* _Data shown_:
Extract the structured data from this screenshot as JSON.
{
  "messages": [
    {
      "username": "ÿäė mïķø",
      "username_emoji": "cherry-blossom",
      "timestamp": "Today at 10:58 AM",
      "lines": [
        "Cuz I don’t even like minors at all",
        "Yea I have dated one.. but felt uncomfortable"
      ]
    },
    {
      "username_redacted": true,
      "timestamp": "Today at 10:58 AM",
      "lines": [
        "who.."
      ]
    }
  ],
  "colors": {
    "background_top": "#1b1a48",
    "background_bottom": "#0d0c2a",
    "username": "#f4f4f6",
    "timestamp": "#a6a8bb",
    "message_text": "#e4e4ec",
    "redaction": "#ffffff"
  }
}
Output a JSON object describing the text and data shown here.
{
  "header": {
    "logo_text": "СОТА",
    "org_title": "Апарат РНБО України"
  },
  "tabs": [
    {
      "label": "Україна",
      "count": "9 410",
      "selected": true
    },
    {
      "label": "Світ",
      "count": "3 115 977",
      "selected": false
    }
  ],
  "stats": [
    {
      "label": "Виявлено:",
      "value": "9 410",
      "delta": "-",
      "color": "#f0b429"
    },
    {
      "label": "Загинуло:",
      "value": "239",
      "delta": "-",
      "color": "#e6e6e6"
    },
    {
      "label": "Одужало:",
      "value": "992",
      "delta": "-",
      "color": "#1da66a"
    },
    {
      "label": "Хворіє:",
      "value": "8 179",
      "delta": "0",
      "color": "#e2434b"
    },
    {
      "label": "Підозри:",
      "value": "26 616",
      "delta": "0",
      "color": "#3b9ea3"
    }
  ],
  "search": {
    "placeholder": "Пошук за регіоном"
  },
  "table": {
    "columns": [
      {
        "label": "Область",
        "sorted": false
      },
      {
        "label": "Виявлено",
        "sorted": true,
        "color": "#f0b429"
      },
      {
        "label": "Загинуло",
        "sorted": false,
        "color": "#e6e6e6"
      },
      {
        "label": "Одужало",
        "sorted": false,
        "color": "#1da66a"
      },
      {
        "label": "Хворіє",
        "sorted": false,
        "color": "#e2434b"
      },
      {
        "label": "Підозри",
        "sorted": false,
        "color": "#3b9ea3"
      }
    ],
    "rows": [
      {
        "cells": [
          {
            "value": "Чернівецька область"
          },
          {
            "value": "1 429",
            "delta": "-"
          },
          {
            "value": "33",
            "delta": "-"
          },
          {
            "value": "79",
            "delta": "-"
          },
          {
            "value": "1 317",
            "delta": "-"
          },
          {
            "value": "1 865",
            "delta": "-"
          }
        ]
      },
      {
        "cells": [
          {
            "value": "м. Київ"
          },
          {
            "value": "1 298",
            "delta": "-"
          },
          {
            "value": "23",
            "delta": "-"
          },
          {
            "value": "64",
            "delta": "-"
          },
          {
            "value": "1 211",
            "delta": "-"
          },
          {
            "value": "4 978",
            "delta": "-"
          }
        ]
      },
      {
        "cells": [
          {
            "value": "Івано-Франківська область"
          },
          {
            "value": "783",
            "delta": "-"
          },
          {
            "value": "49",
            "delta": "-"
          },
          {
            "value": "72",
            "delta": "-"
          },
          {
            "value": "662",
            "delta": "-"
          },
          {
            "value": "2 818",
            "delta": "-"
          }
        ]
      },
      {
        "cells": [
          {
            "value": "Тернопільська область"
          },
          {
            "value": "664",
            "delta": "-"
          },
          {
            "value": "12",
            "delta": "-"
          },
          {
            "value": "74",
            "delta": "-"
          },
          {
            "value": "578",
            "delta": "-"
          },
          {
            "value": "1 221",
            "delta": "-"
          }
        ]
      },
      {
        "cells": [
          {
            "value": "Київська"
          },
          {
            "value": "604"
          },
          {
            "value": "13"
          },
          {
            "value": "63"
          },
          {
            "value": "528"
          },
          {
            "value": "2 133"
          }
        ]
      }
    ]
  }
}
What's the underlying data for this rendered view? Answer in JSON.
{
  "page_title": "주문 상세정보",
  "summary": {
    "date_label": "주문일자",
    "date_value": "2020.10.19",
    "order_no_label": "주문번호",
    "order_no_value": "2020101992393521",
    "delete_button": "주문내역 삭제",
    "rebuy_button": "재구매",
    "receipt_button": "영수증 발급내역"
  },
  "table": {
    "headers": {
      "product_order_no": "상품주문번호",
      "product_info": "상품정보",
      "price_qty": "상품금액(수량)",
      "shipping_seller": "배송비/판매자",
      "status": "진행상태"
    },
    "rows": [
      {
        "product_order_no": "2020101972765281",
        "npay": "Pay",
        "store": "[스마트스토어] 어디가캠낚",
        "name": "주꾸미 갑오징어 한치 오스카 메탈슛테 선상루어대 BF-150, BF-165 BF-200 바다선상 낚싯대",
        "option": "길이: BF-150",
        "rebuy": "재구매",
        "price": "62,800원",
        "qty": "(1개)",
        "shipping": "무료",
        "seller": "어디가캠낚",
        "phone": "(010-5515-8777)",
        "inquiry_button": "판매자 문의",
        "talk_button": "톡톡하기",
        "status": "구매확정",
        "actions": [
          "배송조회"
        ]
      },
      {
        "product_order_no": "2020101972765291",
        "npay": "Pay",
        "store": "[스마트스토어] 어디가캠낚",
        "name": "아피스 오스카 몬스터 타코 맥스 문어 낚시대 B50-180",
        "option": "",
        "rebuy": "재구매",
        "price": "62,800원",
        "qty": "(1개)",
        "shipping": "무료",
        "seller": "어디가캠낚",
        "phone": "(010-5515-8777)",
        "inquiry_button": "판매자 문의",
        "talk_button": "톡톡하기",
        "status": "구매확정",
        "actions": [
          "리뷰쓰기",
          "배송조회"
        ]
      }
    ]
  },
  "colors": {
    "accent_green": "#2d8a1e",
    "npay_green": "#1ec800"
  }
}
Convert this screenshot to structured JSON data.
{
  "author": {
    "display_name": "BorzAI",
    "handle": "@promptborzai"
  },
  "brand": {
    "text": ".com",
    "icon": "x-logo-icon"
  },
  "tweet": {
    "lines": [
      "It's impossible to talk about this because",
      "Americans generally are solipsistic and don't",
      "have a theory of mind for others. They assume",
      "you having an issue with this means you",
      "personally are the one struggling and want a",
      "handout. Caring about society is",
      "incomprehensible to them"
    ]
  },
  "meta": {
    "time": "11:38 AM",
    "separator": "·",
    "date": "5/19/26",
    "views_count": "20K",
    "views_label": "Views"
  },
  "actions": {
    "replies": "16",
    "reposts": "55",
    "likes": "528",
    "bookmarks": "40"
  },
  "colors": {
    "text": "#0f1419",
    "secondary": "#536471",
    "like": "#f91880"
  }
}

* _Written problem_: Every line of the records above needs to be given again exactly.

* _Correct output_:
Extract the structured data from this screenshot as JSON.
{
  "messages": [
    {
      "username": "ÿäė mïķø",
      "username_emoji": "cherry-blossom",
      "timestamp": "Today at 10:58 AM",
      "lines": [
        "Cuz I don’t even like minors at all",
        "Yea I have dated one.. but felt uncomfortable"
      ]
    },
    {
      "username_redacted": true,
      "timestamp": "Today at 10:58 AM",
      "lines": [
        "who.."
      ]
    }
  ],
  "colors": {
    "background_top": "#1b1a48",
    "background_bottom": "#0d0c2a",
    "username": "#f4f4f6",
    "timestamp": "#a6a8bb",
    "message_text": "#e4e4ec",
    "redaction": "#ffffff"
  }
}
Output a JSON object describing the text and data shown here.
{
  "header": {
    "logo_text": "СОТА",
    "org_title": "Апарат РНБО України"
  },
  "tabs": [
    {
      "label": "Україна",
      "count": "9 410",
      "selected": true
    },
    {
      "label": "Світ",
      "count": "3 115 977",
      "selected": false
    }
  ],
  "stats": [
    {
      "label": "Виявлено:",
      "value": "9 410",
      "delta": "-",
      "color": "#f0b429"
    },
    {
      "label": "Загинуло:",
      "value": "239",
      "delta": "-",
      "color": "#e6e6e6"
    },
    {
      "label": "Одужало:",
      "value": "992",
      "delta": "-",
      "color": "#1da66a"
    },
    {
      "label": "Хворіє:",
      "value": "8 179",
      "delta": "0",
      "color": "#e2434b"
    },
    {
      "label": "Підозри:",
      "value": "26 616",
      "delta": "0",
      "color": "#3b9ea3"
    }
  ],
  "search": {
    "placeholder": "Пошук за регіоном"
  },
  "table": {
    "columns": [
      {
        "label": "Область",
        "sorted": false
      },
      {
        "label": "Виявлено",
        "sorted": true,
        "color": "#f0b429"
      },
      {
        "label": "Загинуло",
        "sorted": false,
        "color": "#e6e6e6"
      },
      {
        "label": "Одужало",
        "sorted": false,
        "color": "#1da66a"
      },
      {
        "label": "Хворіє",
        "sorted": false,
        "color": "#e2434b"
      },
      {
        "label": "Підозри",
        "sorted": false,
        "color": "#3b9ea3"
      }
    ],
    "rows": [
      {
        "cells": [
          {
            "value": "Чернівецька область"
          },
          {
            "value": "1 429",
            "delta": "-"
          },
          {
            "value": "33",
            "delta": "-"
          },
          {
            "value": "79",
            "delta": "-"
          },
          {
            "value": "1 317",
            "delta": "-"
          },
          {
            "value": "1 865",
            "delta": "-"
          }
        ]
      },
      {
        "cells": [
          {
            "value": "м. Київ"
          },
          {
            "value": "1 298",
            "delta": "-"
          },
          {
            "value": "23",
            "delta": "-"
          },
          {
            "value": "64",
            "delta": "-"
          },
          {
            "value": "1 211",
            "delta": "-"
          },
          {
            "value": "4 978",
            "delta": "-"
          }
        ]
      },
      {
        "cells": [
          {
            "value": "Івано-Франківська область"
          },
          {
            "value": "783",
            "delta": "-"
          },
          {
            "value": "49",
            "delta": "-"
          },
          {
            "value": "72",
            "delta": "-"
          },
          {
            "value": "662",
            "delta": "-"
          },
          {
            "value": "2 818",
            "delta": "-"
          }
        ]
      },
      {
        "cells": [
          {
            "value": "Тернопільська область"
          },
          {
            "value": "664",
            "delta": "-"
          },
          {
            "value": "12",
            "delta": "-"
          },
          {
            "value": "74",
            "delta": "-"
          },
          {
            "value": "578",
            "delta": "-"
          },
          {
            "value": "1 221",
            "delta": "-"
          }
        ]
      },
      {
        "cells": [
          {
            "value": "Київська"
          },
          {
            "value": "604"
          },
          {
            "value": "13"
          },
          {
            "value": "63"
          },
          {
            "value": "528"
          },
          {
            "value": "2 133"
          }
        ]
      }
    ]
  }
}
What's the underlying data for this rendered view? Answer in JSON.
{
  "page_title": "주문 상세정보",
  "summary": {
    "date_label": "주문일자",
    "date_value": "2020.10.19",
    "order_no_label": "주문번호",
    "order_no_value": "2020101992393521",
    "delete_button": "주문내역 삭제",
    "rebuy_button": "재구매",
    "receipt_button": "영수증 발급내역"
  },
  "table": {
    "headers": {
      "product_order_no": "상품주문번호",
      "product_info": "상품정보",
      "price_qty": "상품금액(수량)",
      "shipping_seller": "배송비/판매자",
      "status": "진행상태"
    },
    "rows": [
      {
        "product_order_no": "2020101972765281",
        "npay": "Pay",
        "store": "[스마트스토어] 어디가캠낚",
        "name": "주꾸미 갑오징어 한치 오스카 메탈슛테 선상루어대 BF-150, BF-165 BF-200 바다선상 낚싯대",
        "option": "길이: BF-150",
        "rebuy": "재구매",
        "price": "62,800원",
        "qty": "(1개)",
        "shipping": "무료",
        "seller": "어디가캠낚",
        "phone": "(010-5515-8777)",
        "inquiry_button": "판매자 문의",
        "talk_button": "톡톡하기",
        "status": "구매확정",
        "actions": [
          "배송조회"
        ]
      },
      {
        "product_order_no": "2020101972765291",
        "npay": "Pay",
        "store": "[스마트스토어] 어디가캠낚",
        "name": "아피스 오스카 몬스터 타코 맥스 문어 낚시대 B50-180",
        "option": "",
        "rebuy": "재구매",
        "price": "62,800원",
        "qty": "(1개)",
        "shipping": "무료",
        "seller": "어디가캠낚",
        "phone": "(010-5515-8777)",
        "inquiry_button": "판매자 문의",
        "talk_button": "톡톡하기",
        "status": "구매확정",
        "actions": [
          "리뷰쓰기",
          "배송조회"
        ]
      }
    ]
  },
  "colors": {
    "accent_green": "#2d8a1e",
    "npay_green": "#1ec800"
  }
}
Convert this screenshot to structured JSON data.
{
  "author": {
    "display_name": "BorzAI",
    "handle": "@promptborzai"
  },
  "brand": {
    "text": ".com",
    "icon": "x-logo-icon"
  },
  "tweet": {
    "lines": [
      "It's impossible to talk about this because",
      "Americans generally are solipsistic and don't",
      "have a theory of mind for others. They assume",
      "you having an issue with this means you",
      "personally are the one struggling and want a",
      "handout. Caring about society is",
      "incomprehensible to them"
    ]
  },
  "meta": {
    "time": "11:38 AM",
    "separator": "·",
    "date": "5/19/26",
    "views_count": "20K",
    "views_label": "Views"
  },
  "actions": {
    "replies": "16",
    "reposts": "55",
    "likes": "528",
    "bookmarks": "40"
  },
  "colors": {
    "text": "#0f1419",
    "secondary": "#536471",
    "like": "#f91880"
  }
}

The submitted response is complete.